═══ Data for this exercise ═══

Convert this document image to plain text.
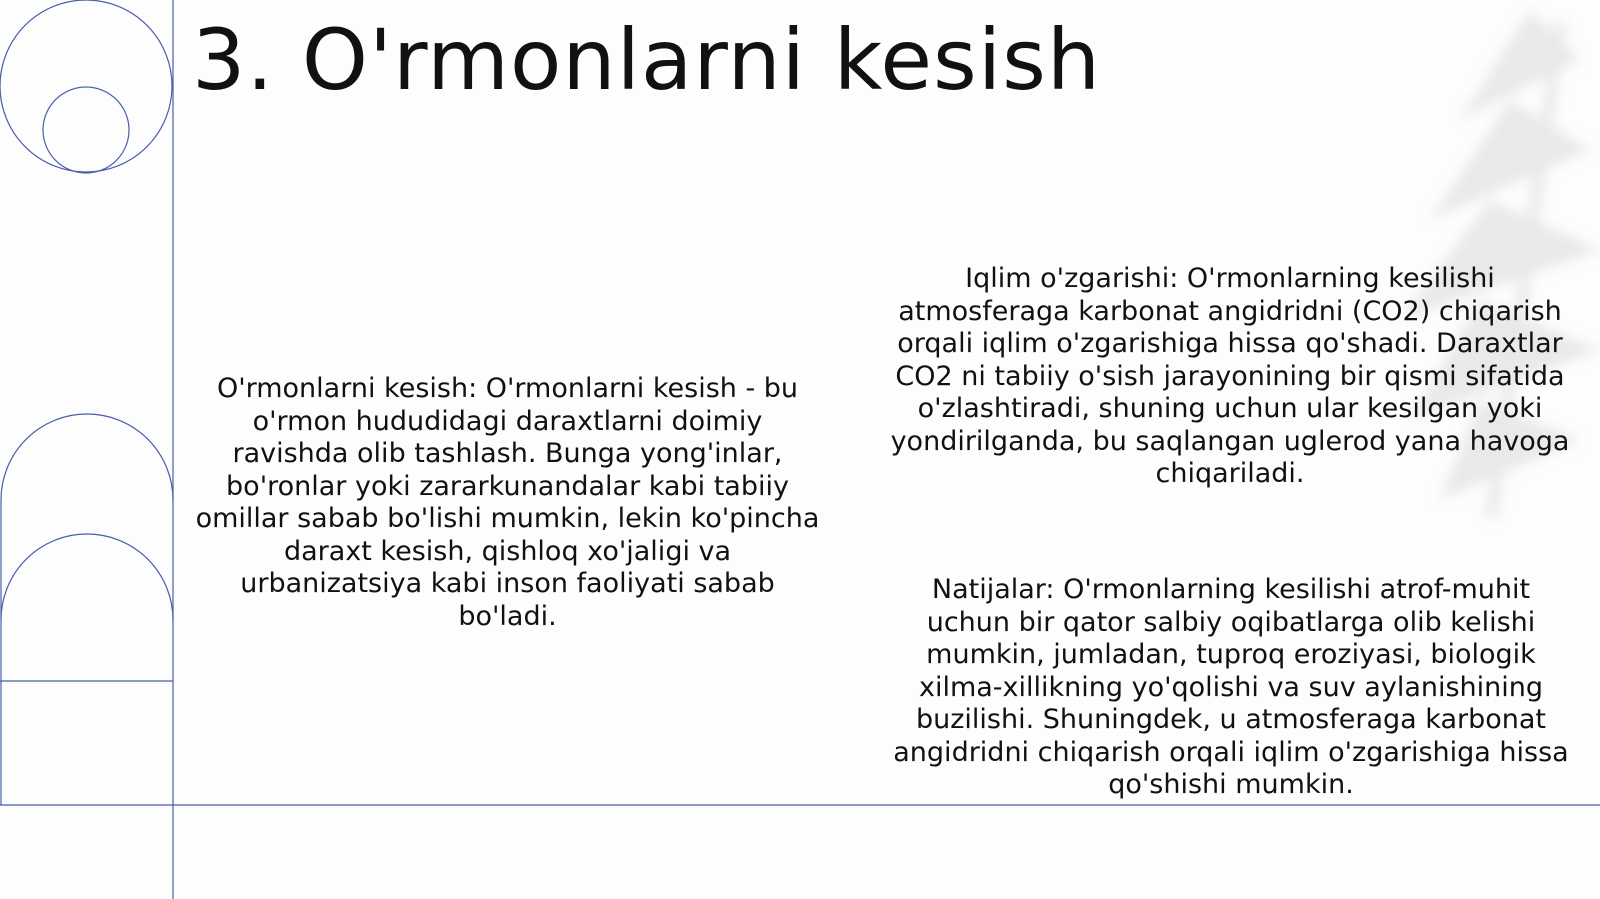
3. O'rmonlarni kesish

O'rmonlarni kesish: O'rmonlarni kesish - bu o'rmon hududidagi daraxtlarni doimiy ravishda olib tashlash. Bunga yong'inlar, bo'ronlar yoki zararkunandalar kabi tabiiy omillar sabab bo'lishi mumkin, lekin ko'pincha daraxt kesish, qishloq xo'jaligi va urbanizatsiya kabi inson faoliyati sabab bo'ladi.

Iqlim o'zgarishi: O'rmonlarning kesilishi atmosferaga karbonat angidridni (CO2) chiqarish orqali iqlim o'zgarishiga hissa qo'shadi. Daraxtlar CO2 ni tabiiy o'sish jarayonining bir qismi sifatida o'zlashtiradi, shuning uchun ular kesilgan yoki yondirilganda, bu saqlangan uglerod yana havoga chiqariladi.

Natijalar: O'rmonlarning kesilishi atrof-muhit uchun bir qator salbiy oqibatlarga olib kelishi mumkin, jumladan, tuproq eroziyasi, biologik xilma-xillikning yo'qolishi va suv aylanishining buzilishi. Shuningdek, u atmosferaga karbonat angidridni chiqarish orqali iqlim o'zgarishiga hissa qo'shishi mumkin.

═══
═══ Data for this exercise ═══

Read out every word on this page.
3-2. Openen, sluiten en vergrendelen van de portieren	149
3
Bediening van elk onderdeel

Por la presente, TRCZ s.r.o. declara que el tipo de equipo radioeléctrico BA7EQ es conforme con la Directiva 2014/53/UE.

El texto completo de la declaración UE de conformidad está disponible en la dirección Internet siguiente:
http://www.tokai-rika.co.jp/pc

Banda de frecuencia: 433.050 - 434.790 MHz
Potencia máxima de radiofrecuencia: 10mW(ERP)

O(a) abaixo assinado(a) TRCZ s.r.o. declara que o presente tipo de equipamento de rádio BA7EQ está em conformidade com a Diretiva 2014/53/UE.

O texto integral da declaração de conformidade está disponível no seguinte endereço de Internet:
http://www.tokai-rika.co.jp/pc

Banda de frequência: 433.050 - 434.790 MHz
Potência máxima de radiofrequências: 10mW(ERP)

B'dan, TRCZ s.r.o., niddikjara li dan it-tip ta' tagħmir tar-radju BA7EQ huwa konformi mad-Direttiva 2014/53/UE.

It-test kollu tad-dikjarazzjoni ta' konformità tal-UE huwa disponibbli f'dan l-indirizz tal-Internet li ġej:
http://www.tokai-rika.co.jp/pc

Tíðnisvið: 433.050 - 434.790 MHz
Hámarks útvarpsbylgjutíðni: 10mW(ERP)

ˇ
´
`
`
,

═══
═══ Data for this exercise ═══

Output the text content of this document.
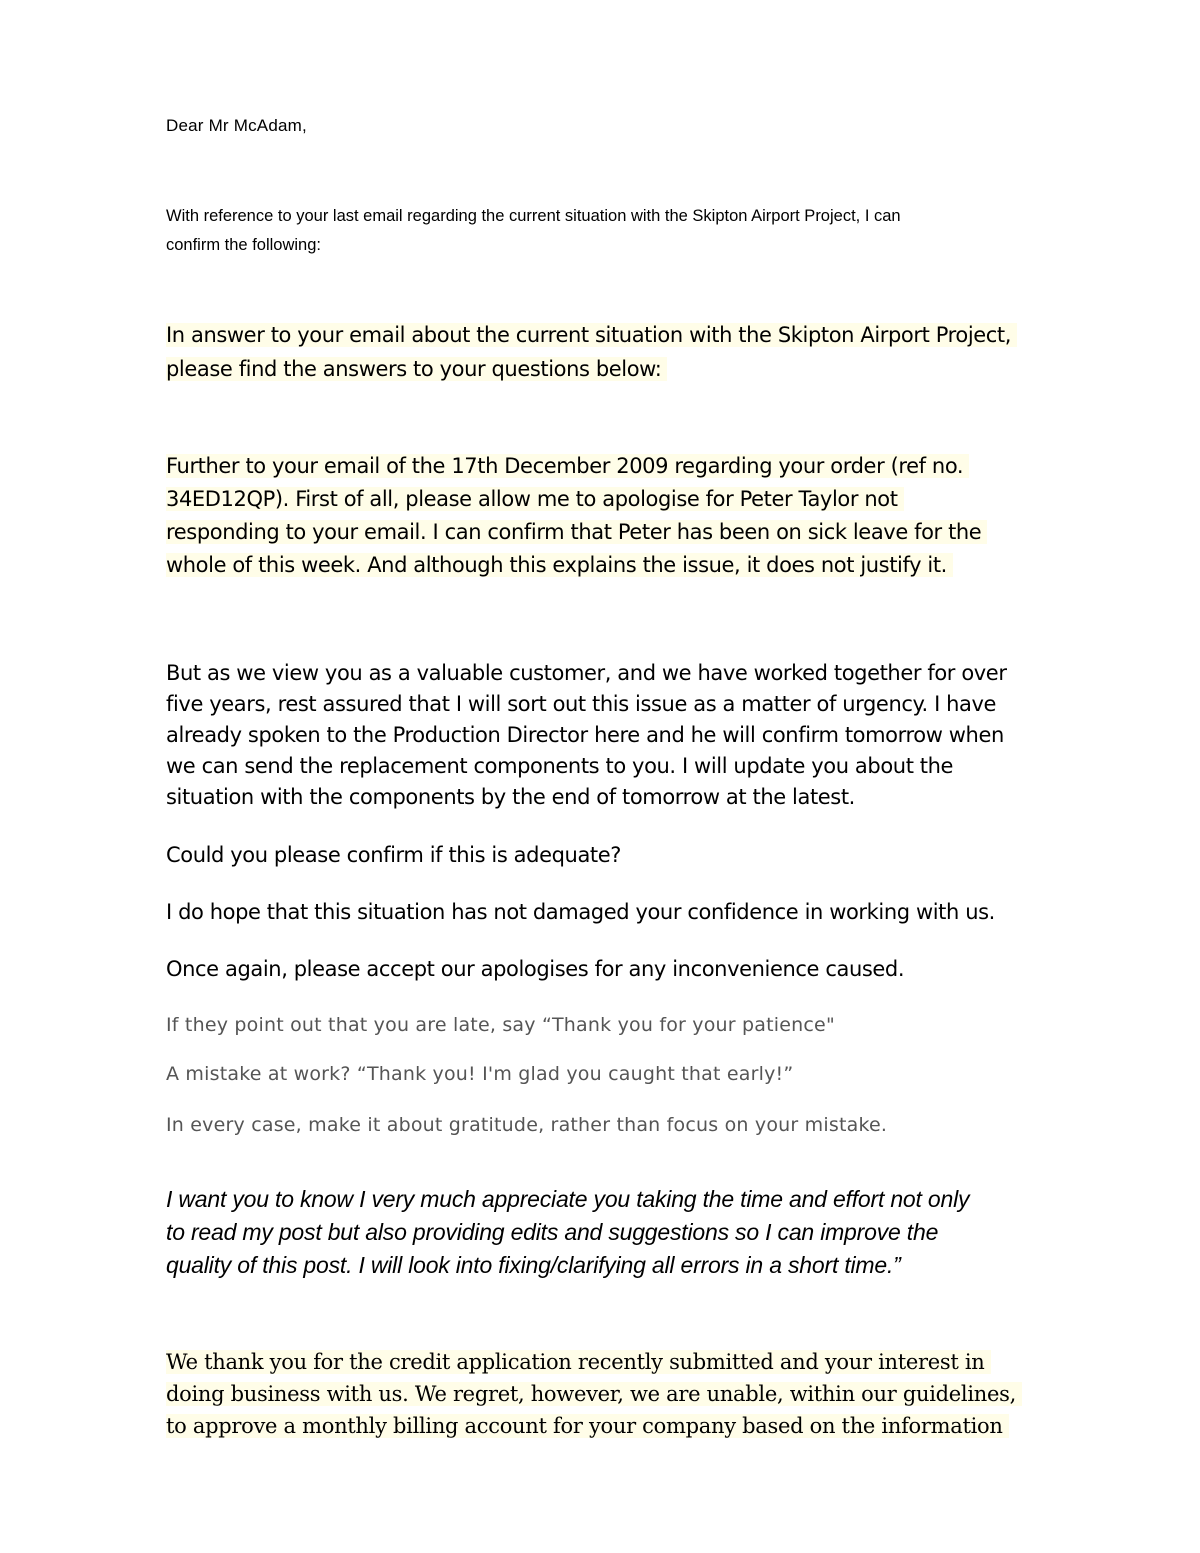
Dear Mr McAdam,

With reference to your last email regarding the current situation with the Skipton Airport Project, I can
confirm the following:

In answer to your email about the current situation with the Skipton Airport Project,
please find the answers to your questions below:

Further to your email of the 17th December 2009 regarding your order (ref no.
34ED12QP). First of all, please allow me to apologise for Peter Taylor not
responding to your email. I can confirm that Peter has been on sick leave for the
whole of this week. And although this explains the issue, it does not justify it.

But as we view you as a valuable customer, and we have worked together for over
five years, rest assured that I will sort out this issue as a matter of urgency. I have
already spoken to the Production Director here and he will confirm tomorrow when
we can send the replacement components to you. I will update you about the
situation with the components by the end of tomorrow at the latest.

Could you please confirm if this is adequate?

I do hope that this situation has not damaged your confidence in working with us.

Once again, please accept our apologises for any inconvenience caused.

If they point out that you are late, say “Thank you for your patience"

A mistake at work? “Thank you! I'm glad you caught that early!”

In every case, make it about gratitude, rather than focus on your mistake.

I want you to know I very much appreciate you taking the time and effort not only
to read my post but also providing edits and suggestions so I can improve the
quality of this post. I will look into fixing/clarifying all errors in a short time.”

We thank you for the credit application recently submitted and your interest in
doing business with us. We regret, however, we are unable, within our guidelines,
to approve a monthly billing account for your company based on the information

═══

» **Description of the task**
Identify the lines that hold the word "angidridni". Copy every one of them.

» **Worked answer**
Iqlim o'zgarishi: O'rmonlarning kesilishi atmosferaga karbonat angidridni (CO2) chiqarish orqali iqlim o'zgarishiga hissa qo'shadi. Daraxtlar CO2 ni tabiiy o'sish jarayonining bir qismi sifatida o'zlashtiradi, shuning uchun ular kesilgan yoki yondirilganda, bu saqlangan uglerod yana havoga chiqariladi.
Natijalar: O'rmonlarning kesilishi atrof-muhit uchun bir qator salbiy oqibatlarga olib kelishi mumkin, jumladan, tuproq eroziyasi, biologik xilma-xillikning yo'qolishi va suv aylanishining buzilishi. Shuningdek, u atmosferaga karbonat angidridni chiqarish orqali iqlim o'zgarishiga hissa qo'shishi mumkin.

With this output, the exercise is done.